● **SET PROBLEM**: Output every entry exactly as written, skipping any pictures.

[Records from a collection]
## Begin

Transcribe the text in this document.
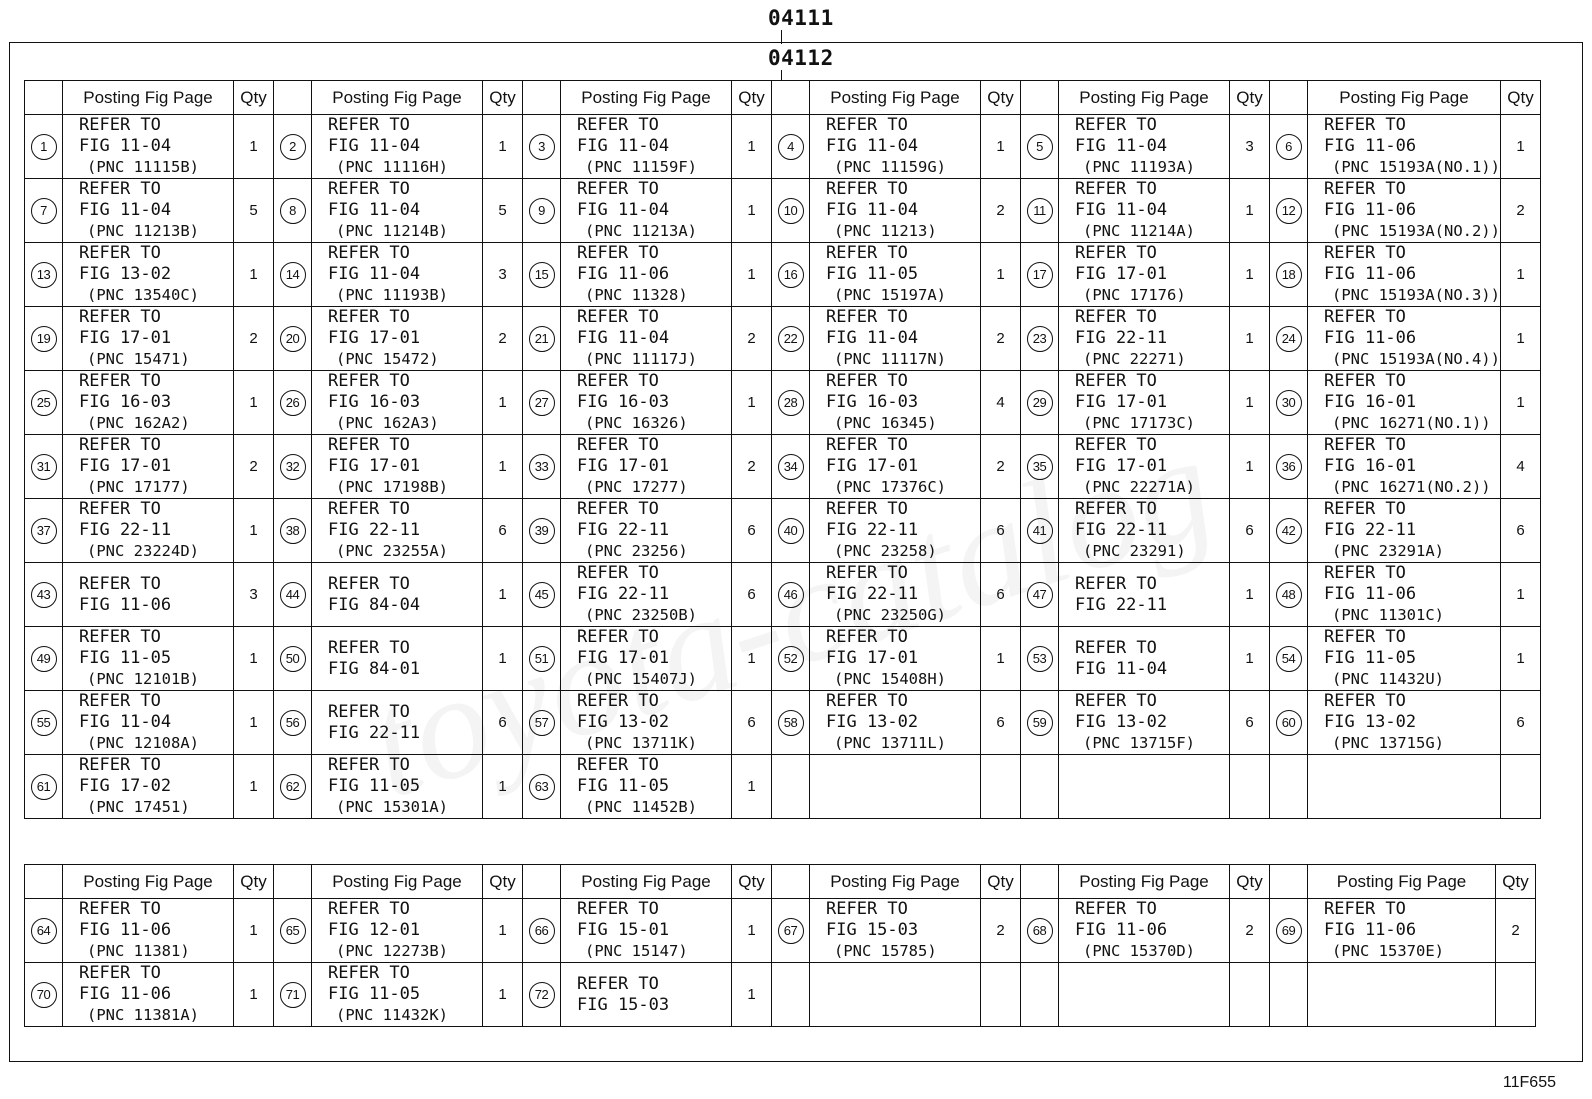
04111
04112
	Posting Fig Page	Qty		Posting Fig Page	Qty		Posting Fig Page	Qty		Posting Fig Page	Qty		Posting Fig Page	Qty		Posting Fig Page	Qty
1	REFER TO
FIG 11-04
(PNC 11115B)	1	2	REFER TO
FIG 11-04
(PNC 11116H)	1	3	REFER TO
FIG 11-04
(PNC 11159F)	1	4	REFER TO
FIG 11-04
(PNC 11159G)	1	5	REFER TO
FIG 11-04
(PNC 11193A)	3	6	REFER TO
FIG 11-06
(PNC 15193A(NO.1))	1
7	REFER TO
FIG 11-04
(PNC 11213B)	5	8	REFER TO
FIG 11-04
(PNC 11214B)	5	9	REFER TO
FIG 11-04
(PNC 11213A)	1	10	REFER TO
FIG 11-04
(PNC 11213)	2	11	REFER TO
FIG 11-04
(PNC 11214A)	1	12	REFER TO
FIG 11-06
(PNC 15193A(NO.2))	2
13	REFER TO
FIG 13-02
(PNC 13540C)	1	14	REFER TO
FIG 11-04
(PNC 11193B)	3	15	REFER TO
FIG 11-06
(PNC 11328)	1	16	REFER TO
FIG 11-05
(PNC 15197A)	1	17	REFER TO
FIG 17-01
(PNC 17176)	1	18	REFER TO
FIG 11-06
(PNC 15193A(NO.3))	1
19	REFER TO
FIG 17-01
(PNC 15471)	2	20	REFER TO
FIG 17-01
(PNC 15472)	2	21	REFER TO
FIG 11-04
(PNC 11117J)	2	22	REFER TO
FIG 11-04
(PNC 11117N)	2	23	REFER TO
FIG 22-11
(PNC 22271)	1	24	REFER TO
FIG 11-06
(PNC 15193A(NO.4))	1
25	REFER TO
FIG 16-03
(PNC 162A2)	1	26	REFER TO
FIG 16-03
(PNC 162A3)	1	27	REFER TO
FIG 16-03
(PNC 16326)	1	28	REFER TO
FIG 16-03
(PNC 16345)	4	29	REFER TO
FIG 17-01
(PNC 17173C)	1	30	REFER TO
FIG 16-01
(PNC 16271(NO.1))	1
31	REFER TO
FIG 17-01
(PNC 17177)	2	32	REFER TO
FIG 17-01
(PNC 17198B)	1	33	REFER TO
FIG 17-01
(PNC 17277)	2	34	REFER TO
FIG 17-01
(PNC 17376C)	2	35	REFER TO
FIG 17-01
(PNC 22271A)	1	36	REFER TO
FIG 16-01
(PNC 16271(NO.2))	4
37	REFER TO
FIG 22-11
(PNC 23224D)	1	38	REFER TO
FIG 22-11
(PNC 23255A)	6	39	REFER TO
FIG 22-11
(PNC 23256)	6	40	REFER TO
FIG 22-11
(PNC 23258)	6	41	REFER TO
FIG 22-11
(PNC 23291)	6	42	REFER TO
FIG 22-11
(PNC 23291A)	6
43	REFER TO
FIG 11-06	3	44	REFER TO
FIG 84-04	1	45	REFER TO
FIG 22-11
(PNC 23250B)	6	46	REFER TO
FIG 22-11
(PNC 23250G)	6	47	REFER TO
FIG 22-11	1	48	REFER TO
FIG 11-06
(PNC 11301C)	1
49	REFER TO
FIG 11-05
(PNC 12101B)	1	50	REFER TO
FIG 84-01	1	51	REFER TO
FIG 17-01
(PNC 15407J)	1	52	REFER TO
FIG 17-01
(PNC 15408H)	1	53	REFER TO
FIG 11-04	1	54	REFER TO
FIG 11-05
(PNC 11432U)	1
55	REFER TO
FIG 11-04
(PNC 12108A)	1	56	REFER TO
FIG 22-11	6	57	REFER TO
FIG 13-02
(PNC 13711K)	6	58	REFER TO
FIG 13-02
(PNC 13711L)	6	59	REFER TO
FIG 13-02
(PNC 13715F)	6	60	REFER TO
FIG 13-02
(PNC 13715G)	6
61	REFER TO
FIG 17-02
(PNC 17451)	1	62	REFER TO
FIG 11-05
(PNC 15301A)	1	63	REFER TO
FIG 11-05
(PNC 11452B)	1									
	Posting Fig Page	Qty		Posting Fig Page	Qty		Posting Fig Page	Qty		Posting Fig Page	Qty		Posting Fig Page	Qty		Posting Fig Page	Qty
64	REFER TO
FIG 11-06
(PNC 11381)	1	65	REFER TO
FIG 12-01
(PNC 12273B)	1	66	REFER TO
FIG 15-01
(PNC 15147)	1	67	REFER TO
FIG 15-03
(PNC 15785)	2	68	REFER TO
FIG 11-06
(PNC 15370D)	2	69	REFER TO
FIG 11-06
(PNC 15370E)	2
70	REFER TO
FIG 11-06
(PNC 11381A)	1	71	REFER TO
FIG 11-05
(PNC 11432K)	1	72	REFER TO
FIG 15-03	1									
11F655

## End

● **RESPONSE TO THE EXERCISE**:
Transcribe the text in this document.
04111
04112
	Posting Fig Page	Qty		Posting Fig Page	Qty		Posting Fig Page	Qty		Posting Fig Page	Qty		Posting Fig Page	Qty		Posting Fig Page	Qty
1	REFER TO
FIG 11-04
(PNC 11115B)	1	2	REFER TO
FIG 11-04
(PNC 11116H)	1	3	REFER TO
FIG 11-04
(PNC 11159F)	1	4	REFER TO
FIG 11-04
(PNC 11159G)	1	5	REFER TO
FIG 11-04
(PNC 11193A)	3	6	REFER TO
FIG 11-06
(PNC 15193A(NO.1))	1
7	REFER TO
FIG 11-04
(PNC 11213B)	5	8	REFER TO
FIG 11-04
(PNC 11214B)	5	9	REFER TO
FIG 11-04
(PNC 11213A)	1	10	REFER TO
FIG 11-04
(PNC 11213)	2	11	REFER TO
FIG 11-04
(PNC 11214A)	1	12	REFER TO
FIG 11-06
(PNC 15193A(NO.2))	2
13	REFER TO
FIG 13-02
(PNC 13540C)	1	14	REFER TO
FIG 11-04
(PNC 11193B)	3	15	REFER TO
FIG 11-06
(PNC 11328)	1	16	REFER TO
FIG 11-05
(PNC 15197A)	1	17	REFER TO
FIG 17-01
(PNC 17176)	1	18	REFER TO
FIG 11-06
(PNC 15193A(NO.3))	1
19	REFER TO
FIG 17-01
(PNC 15471)	2	20	REFER TO
FIG 17-01
(PNC 15472)	2	21	REFER TO
FIG 11-04
(PNC 11117J)	2	22	REFER TO
FIG 11-04
(PNC 11117N)	2	23	REFER TO
FIG 22-11
(PNC 22271)	1	24	REFER TO
FIG 11-06
(PNC 15193A(NO.4))	1
25	REFER TO
FIG 16-03
(PNC 162A2)	1	26	REFER TO
FIG 16-03
(PNC 162A3)	1	27	REFER TO
FIG 16-03
(PNC 16326)	1	28	REFER TO
FIG 16-03
(PNC 16345)	4	29	REFER TO
FIG 17-01
(PNC 17173C)	1	30	REFER TO
FIG 16-01
(PNC 16271(NO.1))	1
31	REFER TO
FIG 17-01
(PNC 17177)	2	32	REFER TO
FIG 17-01
(PNC 17198B)	1	33	REFER TO
FIG 17-01
(PNC 17277)	2	34	REFER TO
FIG 17-01
(PNC 17376C)	2	35	REFER TO
FIG 17-01
(PNC 22271A)	1	36	REFER TO
FIG 16-01
(PNC 16271(NO.2))	4
37	REFER TO
FIG 22-11
(PNC 23224D)	1	38	REFER TO
FIG 22-11
(PNC 23255A)	6	39	REFER TO
FIG 22-11
(PNC 23256)	6	40	REFER TO
FIG 22-11
(PNC 23258)	6	41	REFER TO
FIG 22-11
(PNC 23291)	6	42	REFER TO
FIG 22-11
(PNC 23291A)	6
43	REFER TO
FIG 11-06	3	44	REFER TO
FIG 84-04	1	45	REFER TO
FIG 22-11
(PNC 23250B)	6	46	REFER TO
FIG 22-11
(PNC 23250G)	6	47	REFER TO
FIG 22-11	1	48	REFER TO
FIG 11-06
(PNC 11301C)	1
49	REFER TO
FIG 11-05
(PNC 12101B)	1	50	REFER TO
FIG 84-01	1	51	REFER TO
FIG 17-01
(PNC 15407J)	1	52	REFER TO
FIG 17-01
(PNC 15408H)	1	53	REFER TO
FIG 11-04	1	54	REFER TO
FIG 11-05
(PNC 11432U)	1
55	REFER TO
FIG 11-04
(PNC 12108A)	1	56	REFER TO
FIG 22-11	6	57	REFER TO
FIG 13-02
(PNC 13711K)	6	58	REFER TO
FIG 13-02
(PNC 13711L)	6	59	REFER TO
FIG 13-02
(PNC 13715F)	6	60	REFER TO
FIG 13-02
(PNC 13715G)	6
61	REFER TO
FIG 17-02
(PNC 17451)	1	62	REFER TO
FIG 11-05
(PNC 15301A)	1	63	REFER TO
FIG 11-05
(PNC 11452B)	1									
	Posting Fig Page	Qty		Posting Fig Page	Qty		Posting Fig Page	Qty		Posting Fig Page	Qty		Posting Fig Page	Qty		Posting Fig Page	Qty
64	REFER TO
FIG 11-06
(PNC 11381)	1	65	REFER TO
FIG 12-01
(PNC 12273B)	1	66	REFER TO
FIG 15-01
(PNC 15147)	1	67	REFER TO
FIG 15-03
(PNC 15785)	2	68	REFER TO
FIG 11-06
(PNC 15370D)	2	69	REFER TO
FIG 11-06
(PNC 15370E)	2
70	REFER TO
FIG 11-06
(PNC 11381A)	1	71	REFER TO
FIG 11-05
(PNC 11432K)	1	72	REFER TO
FIG 15-03	1									
11F655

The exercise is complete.